Material to process:
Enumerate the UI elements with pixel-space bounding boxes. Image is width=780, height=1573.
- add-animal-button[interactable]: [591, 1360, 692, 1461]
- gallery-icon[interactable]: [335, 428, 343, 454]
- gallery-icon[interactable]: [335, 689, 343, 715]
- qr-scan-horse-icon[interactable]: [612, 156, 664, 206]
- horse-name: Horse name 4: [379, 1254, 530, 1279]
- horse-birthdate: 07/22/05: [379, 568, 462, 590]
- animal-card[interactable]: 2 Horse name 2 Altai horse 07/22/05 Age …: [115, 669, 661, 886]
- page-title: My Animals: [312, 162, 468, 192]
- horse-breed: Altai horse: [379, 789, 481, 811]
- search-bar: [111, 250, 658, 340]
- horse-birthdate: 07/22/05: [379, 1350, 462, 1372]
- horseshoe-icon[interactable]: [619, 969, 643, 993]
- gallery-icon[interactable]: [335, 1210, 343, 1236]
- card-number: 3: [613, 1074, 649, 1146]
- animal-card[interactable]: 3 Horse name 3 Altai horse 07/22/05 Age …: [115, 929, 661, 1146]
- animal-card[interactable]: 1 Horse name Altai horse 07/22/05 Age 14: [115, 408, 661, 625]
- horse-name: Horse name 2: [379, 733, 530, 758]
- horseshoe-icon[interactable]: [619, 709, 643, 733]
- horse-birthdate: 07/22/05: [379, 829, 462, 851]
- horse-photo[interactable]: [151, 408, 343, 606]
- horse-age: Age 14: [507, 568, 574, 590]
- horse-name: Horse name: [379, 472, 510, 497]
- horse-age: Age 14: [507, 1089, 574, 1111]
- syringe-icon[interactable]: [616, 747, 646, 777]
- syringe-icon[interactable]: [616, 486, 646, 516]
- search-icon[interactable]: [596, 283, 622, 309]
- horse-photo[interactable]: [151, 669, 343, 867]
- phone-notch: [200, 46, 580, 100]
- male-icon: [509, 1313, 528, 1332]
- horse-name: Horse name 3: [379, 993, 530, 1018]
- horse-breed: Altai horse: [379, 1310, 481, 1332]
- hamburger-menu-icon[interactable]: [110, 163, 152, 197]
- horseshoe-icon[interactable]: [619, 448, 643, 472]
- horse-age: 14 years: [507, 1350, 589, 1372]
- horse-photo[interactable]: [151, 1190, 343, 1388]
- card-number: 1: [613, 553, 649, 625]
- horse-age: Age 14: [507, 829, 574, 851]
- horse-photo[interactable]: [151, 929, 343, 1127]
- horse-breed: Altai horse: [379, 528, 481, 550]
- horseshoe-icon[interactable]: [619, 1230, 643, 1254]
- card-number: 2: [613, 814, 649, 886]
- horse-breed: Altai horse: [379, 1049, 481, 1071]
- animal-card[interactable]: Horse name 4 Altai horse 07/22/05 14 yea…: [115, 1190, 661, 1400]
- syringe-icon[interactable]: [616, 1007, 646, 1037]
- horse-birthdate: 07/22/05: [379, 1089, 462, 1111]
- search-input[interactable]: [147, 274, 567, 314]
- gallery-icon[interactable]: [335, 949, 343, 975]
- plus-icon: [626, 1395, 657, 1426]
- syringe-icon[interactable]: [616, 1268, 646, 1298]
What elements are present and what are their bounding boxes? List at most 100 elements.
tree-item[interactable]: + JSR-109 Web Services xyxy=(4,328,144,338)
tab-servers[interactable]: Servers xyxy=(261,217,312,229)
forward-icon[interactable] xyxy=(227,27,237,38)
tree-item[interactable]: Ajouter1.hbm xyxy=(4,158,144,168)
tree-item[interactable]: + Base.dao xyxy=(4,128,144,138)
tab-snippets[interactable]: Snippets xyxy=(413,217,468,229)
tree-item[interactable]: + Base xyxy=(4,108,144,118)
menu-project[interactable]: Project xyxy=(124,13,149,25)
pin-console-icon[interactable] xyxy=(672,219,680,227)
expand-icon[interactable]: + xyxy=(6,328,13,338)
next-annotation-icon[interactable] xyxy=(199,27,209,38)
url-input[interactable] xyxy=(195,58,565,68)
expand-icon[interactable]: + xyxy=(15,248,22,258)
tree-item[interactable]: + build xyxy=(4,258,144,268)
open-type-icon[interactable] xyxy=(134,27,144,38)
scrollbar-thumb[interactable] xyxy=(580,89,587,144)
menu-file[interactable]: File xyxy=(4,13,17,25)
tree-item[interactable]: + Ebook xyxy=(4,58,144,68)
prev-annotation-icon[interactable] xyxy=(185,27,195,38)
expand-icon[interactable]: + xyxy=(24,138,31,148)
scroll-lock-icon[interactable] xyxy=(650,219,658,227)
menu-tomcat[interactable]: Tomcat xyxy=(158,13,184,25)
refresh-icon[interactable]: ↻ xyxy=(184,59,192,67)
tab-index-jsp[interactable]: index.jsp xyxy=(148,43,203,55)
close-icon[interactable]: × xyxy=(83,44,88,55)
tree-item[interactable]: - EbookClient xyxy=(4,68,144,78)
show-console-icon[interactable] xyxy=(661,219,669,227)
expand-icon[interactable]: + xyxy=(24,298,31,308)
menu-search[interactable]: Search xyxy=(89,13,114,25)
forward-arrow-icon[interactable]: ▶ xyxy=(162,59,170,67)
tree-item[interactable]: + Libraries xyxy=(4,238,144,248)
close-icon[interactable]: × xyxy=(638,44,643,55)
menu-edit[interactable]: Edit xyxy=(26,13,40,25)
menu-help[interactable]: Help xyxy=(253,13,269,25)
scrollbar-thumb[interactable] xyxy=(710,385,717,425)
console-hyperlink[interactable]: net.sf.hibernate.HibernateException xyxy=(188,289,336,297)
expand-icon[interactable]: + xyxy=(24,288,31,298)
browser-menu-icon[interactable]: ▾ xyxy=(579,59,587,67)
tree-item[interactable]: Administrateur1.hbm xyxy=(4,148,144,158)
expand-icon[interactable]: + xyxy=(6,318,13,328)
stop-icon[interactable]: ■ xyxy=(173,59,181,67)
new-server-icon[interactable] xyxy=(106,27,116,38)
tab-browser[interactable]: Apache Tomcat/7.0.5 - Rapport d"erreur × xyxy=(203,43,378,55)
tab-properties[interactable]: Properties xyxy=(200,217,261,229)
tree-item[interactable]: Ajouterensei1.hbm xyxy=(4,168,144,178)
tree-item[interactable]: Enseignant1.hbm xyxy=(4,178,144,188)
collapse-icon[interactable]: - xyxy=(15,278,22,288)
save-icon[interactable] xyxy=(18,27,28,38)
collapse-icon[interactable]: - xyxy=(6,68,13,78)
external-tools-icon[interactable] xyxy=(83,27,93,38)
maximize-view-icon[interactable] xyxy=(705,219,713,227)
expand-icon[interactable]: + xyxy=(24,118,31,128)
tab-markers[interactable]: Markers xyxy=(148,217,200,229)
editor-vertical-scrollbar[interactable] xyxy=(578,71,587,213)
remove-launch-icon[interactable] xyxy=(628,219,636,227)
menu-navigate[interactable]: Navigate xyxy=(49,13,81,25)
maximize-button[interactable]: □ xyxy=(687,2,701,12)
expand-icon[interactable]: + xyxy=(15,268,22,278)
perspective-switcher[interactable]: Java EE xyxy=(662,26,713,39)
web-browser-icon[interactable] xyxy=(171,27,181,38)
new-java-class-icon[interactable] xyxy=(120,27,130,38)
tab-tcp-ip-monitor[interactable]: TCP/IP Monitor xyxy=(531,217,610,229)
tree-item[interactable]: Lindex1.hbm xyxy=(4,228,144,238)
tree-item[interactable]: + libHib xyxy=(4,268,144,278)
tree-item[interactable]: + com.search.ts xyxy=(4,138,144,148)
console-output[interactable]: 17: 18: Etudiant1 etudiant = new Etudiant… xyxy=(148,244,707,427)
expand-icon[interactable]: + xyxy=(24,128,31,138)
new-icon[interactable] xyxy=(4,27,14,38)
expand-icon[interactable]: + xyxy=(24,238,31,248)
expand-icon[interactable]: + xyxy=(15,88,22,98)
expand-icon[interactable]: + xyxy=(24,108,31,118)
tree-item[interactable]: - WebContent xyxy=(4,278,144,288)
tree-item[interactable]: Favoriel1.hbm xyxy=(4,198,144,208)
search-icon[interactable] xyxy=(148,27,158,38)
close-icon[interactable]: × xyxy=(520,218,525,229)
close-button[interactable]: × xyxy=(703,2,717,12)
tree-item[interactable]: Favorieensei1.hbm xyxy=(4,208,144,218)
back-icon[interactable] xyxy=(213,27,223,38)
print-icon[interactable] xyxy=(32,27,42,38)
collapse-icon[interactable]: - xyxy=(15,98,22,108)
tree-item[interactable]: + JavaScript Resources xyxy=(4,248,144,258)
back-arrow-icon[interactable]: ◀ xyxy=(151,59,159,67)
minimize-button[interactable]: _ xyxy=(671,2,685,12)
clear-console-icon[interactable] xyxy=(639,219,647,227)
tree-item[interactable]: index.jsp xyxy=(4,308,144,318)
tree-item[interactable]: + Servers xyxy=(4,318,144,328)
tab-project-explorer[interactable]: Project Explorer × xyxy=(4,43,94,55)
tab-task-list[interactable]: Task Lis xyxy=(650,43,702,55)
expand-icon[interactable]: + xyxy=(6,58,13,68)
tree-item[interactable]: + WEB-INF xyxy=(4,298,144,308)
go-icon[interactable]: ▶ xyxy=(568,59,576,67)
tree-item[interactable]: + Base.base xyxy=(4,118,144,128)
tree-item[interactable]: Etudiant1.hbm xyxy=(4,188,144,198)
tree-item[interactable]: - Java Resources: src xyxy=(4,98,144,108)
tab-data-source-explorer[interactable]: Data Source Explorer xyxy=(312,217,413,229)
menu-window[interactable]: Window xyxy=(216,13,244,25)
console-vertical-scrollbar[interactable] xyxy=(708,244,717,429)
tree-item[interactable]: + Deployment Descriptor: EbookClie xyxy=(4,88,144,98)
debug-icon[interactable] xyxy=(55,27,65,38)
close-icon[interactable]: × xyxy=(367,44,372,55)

Short problem: Duplicate the records character for character, from their first line through the line containing "- page-title: My", with both of those lines included.

The result:
Enumerate the UI elements with pixel-space bounding boxes. Image is width=780, height=1573.
- add-animal-button[interactable]: [591, 1360, 692, 1461]
- gallery-icon[interactable]: [335, 428, 343, 454]
- gallery-icon[interactable]: [335, 689, 343, 715]
- qr-scan-horse-icon[interactable]: [612, 156, 664, 206]
- horse-name: Horse name 4: [379, 1254, 530, 1279]
- horse-birthdate: 07/22/05: [379, 568, 462, 590]
- animal-card[interactable]: 2 Horse name 2 Altai horse 07/22/05 Age …: [115, 669, 661, 886]
- page-title: My Animals: [312, 162, 468, 192]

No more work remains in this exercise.